
    Me personally, if I felt their suffering was great enough, or there was a real chance at death or just a life of misery, and I had the funds, I’d have done it.

    That’s what being a philanthropist is. And a Christian in my case.

    I have a simple personal rule about these kinda things.
    If it will do the person more good to solve the problem for themselves, or if the people around them can, then don’t get in their way. It will benefit them to fix their own crap.

    If they can’t solve it for themselves and it’s something serious enough that it is truly dangerous or will cause real suffering, then it’s my job to fix it or better yet prevent that from happening in the first place, if possible. And of course every now and again I’ll step in simply because I can and feel like it. If I help someone and that makes me happy, then that makes me happy and I don’t care about the opinion of others, nor do I wrestle with any greater impact or precedent. I do it cause I like doing that kinda thing.

    Now I know everybody has their own line, different ideas about where the line is. So it ain’t a simple societal or cultural or political rule, but it is a simple personal rule.

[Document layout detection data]

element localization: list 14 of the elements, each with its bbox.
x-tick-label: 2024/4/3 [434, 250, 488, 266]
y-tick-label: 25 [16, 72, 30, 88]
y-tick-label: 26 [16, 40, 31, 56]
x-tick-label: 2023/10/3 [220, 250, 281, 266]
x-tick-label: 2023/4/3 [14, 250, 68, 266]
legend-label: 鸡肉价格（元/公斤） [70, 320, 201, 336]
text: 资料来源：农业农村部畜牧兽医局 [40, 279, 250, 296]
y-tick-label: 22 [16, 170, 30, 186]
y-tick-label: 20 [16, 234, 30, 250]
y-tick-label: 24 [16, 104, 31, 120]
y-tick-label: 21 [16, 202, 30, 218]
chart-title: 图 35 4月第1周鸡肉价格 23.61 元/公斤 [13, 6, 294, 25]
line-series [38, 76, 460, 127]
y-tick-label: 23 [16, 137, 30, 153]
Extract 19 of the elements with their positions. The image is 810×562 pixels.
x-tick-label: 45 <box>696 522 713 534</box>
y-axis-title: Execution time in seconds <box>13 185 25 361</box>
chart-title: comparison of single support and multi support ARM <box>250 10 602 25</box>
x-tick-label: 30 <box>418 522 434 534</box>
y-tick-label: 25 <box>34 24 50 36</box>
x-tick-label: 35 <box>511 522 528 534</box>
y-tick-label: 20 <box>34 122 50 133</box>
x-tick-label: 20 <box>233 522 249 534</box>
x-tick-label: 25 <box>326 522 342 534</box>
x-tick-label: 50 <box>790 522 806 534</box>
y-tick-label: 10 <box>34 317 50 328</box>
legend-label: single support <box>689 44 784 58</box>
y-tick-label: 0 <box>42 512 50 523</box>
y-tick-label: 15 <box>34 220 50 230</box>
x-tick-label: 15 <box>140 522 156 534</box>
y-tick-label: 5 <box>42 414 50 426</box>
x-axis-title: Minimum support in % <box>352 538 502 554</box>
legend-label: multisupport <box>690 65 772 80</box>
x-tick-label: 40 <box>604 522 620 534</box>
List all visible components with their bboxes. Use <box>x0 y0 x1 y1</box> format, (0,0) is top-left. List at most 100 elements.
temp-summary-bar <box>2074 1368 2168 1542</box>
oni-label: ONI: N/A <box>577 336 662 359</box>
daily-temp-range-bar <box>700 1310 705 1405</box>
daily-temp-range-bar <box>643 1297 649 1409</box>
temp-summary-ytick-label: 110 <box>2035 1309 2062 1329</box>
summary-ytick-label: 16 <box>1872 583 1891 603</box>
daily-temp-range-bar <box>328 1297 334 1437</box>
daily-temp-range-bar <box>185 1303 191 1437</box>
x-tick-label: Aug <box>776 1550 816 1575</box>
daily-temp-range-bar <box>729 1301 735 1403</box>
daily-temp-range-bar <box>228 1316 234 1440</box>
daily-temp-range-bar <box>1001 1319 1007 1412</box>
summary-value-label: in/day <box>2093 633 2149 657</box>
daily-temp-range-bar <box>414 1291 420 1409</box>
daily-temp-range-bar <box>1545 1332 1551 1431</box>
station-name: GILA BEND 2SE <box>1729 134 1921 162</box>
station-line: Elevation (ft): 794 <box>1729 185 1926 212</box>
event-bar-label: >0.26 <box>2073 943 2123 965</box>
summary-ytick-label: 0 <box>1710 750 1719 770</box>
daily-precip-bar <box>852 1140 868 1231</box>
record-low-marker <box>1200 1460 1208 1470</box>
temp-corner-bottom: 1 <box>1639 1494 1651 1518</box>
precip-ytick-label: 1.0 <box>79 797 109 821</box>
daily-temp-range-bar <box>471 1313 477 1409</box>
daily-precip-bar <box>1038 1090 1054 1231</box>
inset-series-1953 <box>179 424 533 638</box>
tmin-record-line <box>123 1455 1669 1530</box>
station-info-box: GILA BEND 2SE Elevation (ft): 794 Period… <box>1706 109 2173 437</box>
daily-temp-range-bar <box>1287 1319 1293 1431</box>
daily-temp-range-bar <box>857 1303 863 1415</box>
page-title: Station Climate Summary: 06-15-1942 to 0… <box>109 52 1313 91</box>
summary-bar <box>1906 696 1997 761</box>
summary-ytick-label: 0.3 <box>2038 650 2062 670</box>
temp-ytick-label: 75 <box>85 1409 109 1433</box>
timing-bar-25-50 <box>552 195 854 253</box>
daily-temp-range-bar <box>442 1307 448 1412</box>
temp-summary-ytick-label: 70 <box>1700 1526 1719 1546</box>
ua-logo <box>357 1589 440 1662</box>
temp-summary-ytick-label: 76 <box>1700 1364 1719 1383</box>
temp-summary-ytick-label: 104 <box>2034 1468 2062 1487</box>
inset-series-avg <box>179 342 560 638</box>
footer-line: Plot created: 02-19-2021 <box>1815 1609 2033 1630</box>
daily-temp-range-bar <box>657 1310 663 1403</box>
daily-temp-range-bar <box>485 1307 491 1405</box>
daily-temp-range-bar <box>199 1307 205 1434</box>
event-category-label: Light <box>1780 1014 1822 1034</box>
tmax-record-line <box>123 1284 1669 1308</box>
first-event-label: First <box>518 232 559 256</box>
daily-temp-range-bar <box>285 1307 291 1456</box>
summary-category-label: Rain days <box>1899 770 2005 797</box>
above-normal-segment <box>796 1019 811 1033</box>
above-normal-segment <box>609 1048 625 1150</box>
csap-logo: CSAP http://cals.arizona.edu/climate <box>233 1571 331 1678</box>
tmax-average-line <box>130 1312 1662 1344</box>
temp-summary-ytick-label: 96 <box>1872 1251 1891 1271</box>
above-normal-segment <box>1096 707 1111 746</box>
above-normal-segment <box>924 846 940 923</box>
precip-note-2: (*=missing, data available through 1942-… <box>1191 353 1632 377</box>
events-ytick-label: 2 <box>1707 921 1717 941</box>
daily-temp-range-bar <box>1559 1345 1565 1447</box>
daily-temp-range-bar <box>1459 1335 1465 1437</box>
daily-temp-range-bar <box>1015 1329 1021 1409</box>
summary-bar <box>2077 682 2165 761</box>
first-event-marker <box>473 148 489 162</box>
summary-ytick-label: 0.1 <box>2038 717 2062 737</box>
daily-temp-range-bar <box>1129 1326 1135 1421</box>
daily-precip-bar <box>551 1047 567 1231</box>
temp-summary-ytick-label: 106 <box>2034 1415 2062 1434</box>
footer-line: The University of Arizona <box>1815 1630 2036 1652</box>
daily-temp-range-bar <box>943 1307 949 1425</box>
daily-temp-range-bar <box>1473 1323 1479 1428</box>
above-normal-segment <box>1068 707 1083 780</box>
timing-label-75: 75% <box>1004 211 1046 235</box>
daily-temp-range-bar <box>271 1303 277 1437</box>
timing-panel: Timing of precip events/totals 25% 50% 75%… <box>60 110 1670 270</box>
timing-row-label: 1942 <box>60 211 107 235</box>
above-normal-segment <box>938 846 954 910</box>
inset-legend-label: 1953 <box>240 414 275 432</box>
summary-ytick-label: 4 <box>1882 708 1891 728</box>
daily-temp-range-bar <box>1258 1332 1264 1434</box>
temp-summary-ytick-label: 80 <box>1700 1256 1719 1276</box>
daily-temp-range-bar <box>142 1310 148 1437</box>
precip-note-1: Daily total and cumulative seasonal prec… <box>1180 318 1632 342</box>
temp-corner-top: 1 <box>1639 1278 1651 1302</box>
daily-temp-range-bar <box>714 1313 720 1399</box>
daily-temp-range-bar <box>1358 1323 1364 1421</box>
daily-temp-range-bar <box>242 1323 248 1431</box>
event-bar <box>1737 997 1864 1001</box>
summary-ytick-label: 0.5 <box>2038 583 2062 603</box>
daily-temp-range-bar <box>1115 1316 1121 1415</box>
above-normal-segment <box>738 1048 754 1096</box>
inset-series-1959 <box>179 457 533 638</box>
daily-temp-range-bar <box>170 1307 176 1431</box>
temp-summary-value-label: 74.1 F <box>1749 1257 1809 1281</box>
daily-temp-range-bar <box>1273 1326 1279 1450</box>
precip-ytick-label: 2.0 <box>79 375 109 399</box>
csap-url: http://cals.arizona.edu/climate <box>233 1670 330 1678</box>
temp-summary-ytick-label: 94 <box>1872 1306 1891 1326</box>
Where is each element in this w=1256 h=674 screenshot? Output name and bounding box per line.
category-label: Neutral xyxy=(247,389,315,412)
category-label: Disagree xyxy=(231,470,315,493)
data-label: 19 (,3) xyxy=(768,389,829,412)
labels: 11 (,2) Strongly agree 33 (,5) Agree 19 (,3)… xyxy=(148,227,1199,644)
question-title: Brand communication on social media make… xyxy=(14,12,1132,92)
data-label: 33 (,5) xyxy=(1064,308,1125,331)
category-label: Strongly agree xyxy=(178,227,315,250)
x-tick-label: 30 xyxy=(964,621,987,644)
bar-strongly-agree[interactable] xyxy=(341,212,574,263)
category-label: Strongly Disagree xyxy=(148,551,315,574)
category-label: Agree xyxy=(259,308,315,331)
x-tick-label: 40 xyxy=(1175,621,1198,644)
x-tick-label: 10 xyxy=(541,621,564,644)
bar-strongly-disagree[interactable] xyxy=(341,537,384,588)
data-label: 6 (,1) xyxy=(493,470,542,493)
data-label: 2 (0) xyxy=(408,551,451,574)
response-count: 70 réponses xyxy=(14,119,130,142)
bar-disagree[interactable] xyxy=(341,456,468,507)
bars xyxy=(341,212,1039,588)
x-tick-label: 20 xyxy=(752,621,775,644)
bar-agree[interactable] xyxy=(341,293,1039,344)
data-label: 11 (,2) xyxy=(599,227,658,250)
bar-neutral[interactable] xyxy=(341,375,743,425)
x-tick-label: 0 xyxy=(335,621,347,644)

#### Your goal:
In the text section, what does the writer call doing what they describe in the first paragraph, and what else does the writer say it means in their own case?

#### Task answer:
Being a philanthropist, and in the writer's case, being a Christian.